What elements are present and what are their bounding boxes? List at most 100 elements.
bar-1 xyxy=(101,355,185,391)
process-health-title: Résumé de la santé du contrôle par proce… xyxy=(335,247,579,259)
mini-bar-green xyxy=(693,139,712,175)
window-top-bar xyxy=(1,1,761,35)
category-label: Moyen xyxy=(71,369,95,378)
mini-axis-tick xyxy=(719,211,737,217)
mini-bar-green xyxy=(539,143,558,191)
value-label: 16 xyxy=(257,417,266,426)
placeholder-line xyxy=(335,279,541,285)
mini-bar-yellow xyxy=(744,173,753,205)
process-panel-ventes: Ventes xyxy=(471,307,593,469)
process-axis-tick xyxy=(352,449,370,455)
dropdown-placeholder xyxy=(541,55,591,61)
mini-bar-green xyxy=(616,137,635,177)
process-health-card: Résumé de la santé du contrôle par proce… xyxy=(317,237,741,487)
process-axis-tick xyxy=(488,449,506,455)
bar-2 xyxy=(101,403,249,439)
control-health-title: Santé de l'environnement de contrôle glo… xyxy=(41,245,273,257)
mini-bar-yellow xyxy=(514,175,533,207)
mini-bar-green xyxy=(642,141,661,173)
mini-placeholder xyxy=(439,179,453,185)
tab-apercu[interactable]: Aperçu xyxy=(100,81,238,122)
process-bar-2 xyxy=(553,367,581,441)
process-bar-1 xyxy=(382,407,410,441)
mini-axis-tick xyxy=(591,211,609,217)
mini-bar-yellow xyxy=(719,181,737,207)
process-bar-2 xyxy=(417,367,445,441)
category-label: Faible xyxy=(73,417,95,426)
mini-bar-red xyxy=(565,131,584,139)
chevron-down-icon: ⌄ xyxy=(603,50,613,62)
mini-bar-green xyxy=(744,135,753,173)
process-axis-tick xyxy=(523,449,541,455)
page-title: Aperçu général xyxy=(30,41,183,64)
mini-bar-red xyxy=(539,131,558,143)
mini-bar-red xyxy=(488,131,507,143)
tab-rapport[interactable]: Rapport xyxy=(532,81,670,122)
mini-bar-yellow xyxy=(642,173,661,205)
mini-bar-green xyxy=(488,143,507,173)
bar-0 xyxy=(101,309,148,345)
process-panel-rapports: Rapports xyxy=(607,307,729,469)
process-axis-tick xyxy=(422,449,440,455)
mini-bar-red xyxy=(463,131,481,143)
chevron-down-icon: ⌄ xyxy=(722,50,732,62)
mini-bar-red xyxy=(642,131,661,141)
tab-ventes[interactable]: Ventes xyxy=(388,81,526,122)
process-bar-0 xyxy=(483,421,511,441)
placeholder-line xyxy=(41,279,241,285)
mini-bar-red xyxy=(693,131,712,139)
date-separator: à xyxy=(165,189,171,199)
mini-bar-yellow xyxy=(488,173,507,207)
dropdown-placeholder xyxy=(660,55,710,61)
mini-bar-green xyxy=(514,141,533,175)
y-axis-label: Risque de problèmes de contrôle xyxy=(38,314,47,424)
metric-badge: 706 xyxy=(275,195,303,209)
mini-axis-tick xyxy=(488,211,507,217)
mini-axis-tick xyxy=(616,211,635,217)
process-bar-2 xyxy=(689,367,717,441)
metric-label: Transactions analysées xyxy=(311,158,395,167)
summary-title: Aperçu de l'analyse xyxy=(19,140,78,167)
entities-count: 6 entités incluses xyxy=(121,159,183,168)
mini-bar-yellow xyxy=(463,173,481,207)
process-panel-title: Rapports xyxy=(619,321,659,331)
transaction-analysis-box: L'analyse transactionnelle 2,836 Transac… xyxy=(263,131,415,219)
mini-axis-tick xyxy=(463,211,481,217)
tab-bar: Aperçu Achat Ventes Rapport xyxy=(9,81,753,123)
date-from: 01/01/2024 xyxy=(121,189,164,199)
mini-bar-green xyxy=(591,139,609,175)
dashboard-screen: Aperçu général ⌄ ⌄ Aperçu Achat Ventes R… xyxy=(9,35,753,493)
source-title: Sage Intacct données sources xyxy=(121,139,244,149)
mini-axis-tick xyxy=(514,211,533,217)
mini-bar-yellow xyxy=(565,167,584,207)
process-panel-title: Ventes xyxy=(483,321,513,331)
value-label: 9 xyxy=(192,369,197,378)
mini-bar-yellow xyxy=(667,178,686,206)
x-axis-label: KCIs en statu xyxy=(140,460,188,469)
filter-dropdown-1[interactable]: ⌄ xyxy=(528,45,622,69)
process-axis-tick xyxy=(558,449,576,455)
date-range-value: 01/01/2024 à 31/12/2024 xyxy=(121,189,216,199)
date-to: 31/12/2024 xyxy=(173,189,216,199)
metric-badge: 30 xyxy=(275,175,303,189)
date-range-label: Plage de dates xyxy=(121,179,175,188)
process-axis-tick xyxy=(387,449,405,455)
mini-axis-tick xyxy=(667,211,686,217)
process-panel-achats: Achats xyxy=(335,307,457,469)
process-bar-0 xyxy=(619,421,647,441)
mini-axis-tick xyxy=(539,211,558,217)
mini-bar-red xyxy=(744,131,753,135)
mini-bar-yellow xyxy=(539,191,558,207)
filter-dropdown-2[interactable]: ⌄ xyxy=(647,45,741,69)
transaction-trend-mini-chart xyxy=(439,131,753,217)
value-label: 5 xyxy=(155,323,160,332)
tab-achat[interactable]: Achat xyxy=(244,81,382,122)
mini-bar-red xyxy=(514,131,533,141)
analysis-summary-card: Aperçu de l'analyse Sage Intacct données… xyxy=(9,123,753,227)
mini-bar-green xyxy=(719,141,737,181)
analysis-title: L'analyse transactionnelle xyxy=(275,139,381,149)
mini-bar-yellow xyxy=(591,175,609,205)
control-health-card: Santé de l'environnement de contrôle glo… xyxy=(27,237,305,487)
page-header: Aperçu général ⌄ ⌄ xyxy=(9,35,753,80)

┄┄┄┄┄┄┄┄┄┄

YOUR TASK:
Copy the records above word for word, from start to finish.

OUTPUT FOR THIS EXERCISE:
What elements are present and what are their bounding boxes? List at most 100 elements.
bar-1 xyxy=(101,355,185,391)
process-health-title: Résumé de la santé du contrôle par proce… xyxy=(335,247,579,259)
mini-bar-green xyxy=(693,139,712,175)
window-top-bar xyxy=(1,1,761,35)
category-label: Moyen xyxy=(71,369,95,378)
mini-axis-tick xyxy=(719,211,737,217)
mini-bar-green xyxy=(539,143,558,191)
value-label: 16 xyxy=(257,417,266,426)
placeholder-line xyxy=(335,279,541,285)
mini-bar-yellow xyxy=(744,173,753,205)
process-panel-ventes: Ventes xyxy=(471,307,593,469)
process-axis-tick xyxy=(352,449,370,455)
dropdown-placeholder xyxy=(541,55,591,61)
mini-bar-green xyxy=(616,137,635,177)
process-health-card: Résumé de la santé du contrôle par proce… xyxy=(317,237,741,487)
process-axis-tick xyxy=(488,449,506,455)
bar-2 xyxy=(101,403,249,439)
control-health-title: Santé de l'environnement de contrôle glo… xyxy=(41,245,273,257)
mini-bar-yellow xyxy=(514,175,533,207)
mini-bar-green xyxy=(642,141,661,173)
mini-placeholder xyxy=(439,179,453,185)
tab-apercu[interactable]: Aperçu xyxy=(100,81,238,122)
process-bar-2 xyxy=(553,367,581,441)
process-bar-1 xyxy=(382,407,410,441)
mini-axis-tick xyxy=(591,211,609,217)
mini-bar-yellow xyxy=(719,181,737,207)
process-bar-2 xyxy=(417,367,445,441)
category-label: Faible xyxy=(73,417,95,426)
mini-bar-red xyxy=(565,131,584,139)
chevron-down-icon: ⌄ xyxy=(603,50,613,62)
mini-bar-green xyxy=(744,135,753,173)
process-axis-tick xyxy=(523,449,541,455)
page-title: Aperçu général xyxy=(30,41,183,64)
mini-bar-red xyxy=(539,131,558,143)
mini-bar-red xyxy=(488,131,507,143)
tab-rapport[interactable]: Rapport xyxy=(532,81,670,122)
mini-bar-yellow xyxy=(642,173,661,205)
mini-bar-green xyxy=(488,143,507,173)
bar-0 xyxy=(101,309,148,345)
process-panel-rapports: Rapports xyxy=(607,307,729,469)
process-axis-tick xyxy=(422,449,440,455)
mini-bar-red xyxy=(463,131,481,143)
chevron-down-icon: ⌄ xyxy=(722,50,732,62)
mini-bar-red xyxy=(642,131,661,141)
tab-ventes[interactable]: Ventes xyxy=(388,81,526,122)
process-bar-0 xyxy=(483,421,511,441)
placeholder-line xyxy=(41,279,241,285)
mini-bar-red xyxy=(693,131,712,139)
date-separator: à xyxy=(165,189,171,199)
mini-bar-yellow xyxy=(488,173,507,207)
dropdown-placeholder xyxy=(660,55,710,61)
mini-bar-green xyxy=(514,141,533,175)
y-axis-label: Risque de problèmes de contrôle xyxy=(38,314,47,424)
metric-badge: 706 xyxy=(275,195,303,209)
mini-axis-tick xyxy=(488,211,507,217)
mini-axis-tick xyxy=(616,211,635,217)
process-bar-2 xyxy=(689,367,717,441)
metric-label: Transactions analysées xyxy=(311,158,395,167)
summary-title: Aperçu de l'analyse xyxy=(19,140,78,167)
entities-count: 6 entités incluses xyxy=(121,159,183,168)
mini-bar-yellow xyxy=(463,173,481,207)
process-panel-title: Rapports xyxy=(619,321,659,331)
transaction-analysis-box: L'analyse transactionnelle 2,836 Transac… xyxy=(263,131,415,219)
mini-axis-tick xyxy=(463,211,481,217)
tab-bar: Aperçu Achat Ventes Rapport xyxy=(9,81,753,123)
date-from: 01/01/2024 xyxy=(121,189,164,199)
mini-bar-green xyxy=(591,139,609,175)
dashboard-screen: Aperçu général ⌄ ⌄ Aperçu Achat Ventes R… xyxy=(9,35,753,493)
source-title: Sage Intacct données sources xyxy=(121,139,244,149)
mini-axis-tick xyxy=(514,211,533,217)
mini-bar-yellow xyxy=(565,167,584,207)
process-panel-title: Ventes xyxy=(483,321,513,331)
value-label: 9 xyxy=(192,369,197,378)
mini-bar-yellow xyxy=(667,178,686,206)
x-axis-label: KCIs en statu xyxy=(140,460,188,469)
filter-dropdown-1[interactable]: ⌄ xyxy=(528,45,622,69)
process-axis-tick xyxy=(558,449,576,455)
date-range-value: 01/01/2024 à 31/12/2024 xyxy=(121,189,216,199)
date-to: 31/12/2024 xyxy=(173,189,216,199)
metric-badge: 30 xyxy=(275,175,303,189)
date-range-label: Plage de dates xyxy=(121,179,175,188)
process-axis-tick xyxy=(387,449,405,455)
mini-axis-tick xyxy=(667,211,686,217)
process-panel-achats: Achats xyxy=(335,307,457,469)
process-bar-0 xyxy=(619,421,647,441)
mini-axis-tick xyxy=(539,211,558,217)
mini-bar-red xyxy=(744,131,753,135)
mini-bar-yellow xyxy=(539,191,558,207)
filter-dropdown-2[interactable]: ⌄ xyxy=(647,45,741,69)
transaction-trend-mini-chart xyxy=(439,131,753,217)
value-label: 5 xyxy=(155,323,160,332)
tab-achat[interactable]: Achat xyxy=(244,81,382,122)
mini-bar-red xyxy=(514,131,533,141)
analysis-summary-card: Aperçu de l'analyse Sage Intacct données… xyxy=(9,123,753,227)
mini-bar-green xyxy=(719,141,737,181)
analysis-title: L'analyse transactionnelle xyxy=(275,139,381,149)
mini-bar-yellow xyxy=(591,175,609,205)
control-health-card: Santé de l'environnement de contrôle glo… xyxy=(27,237,305,487)
page-header: Aperçu général ⌄ ⌄ xyxy=(9,35,753,80)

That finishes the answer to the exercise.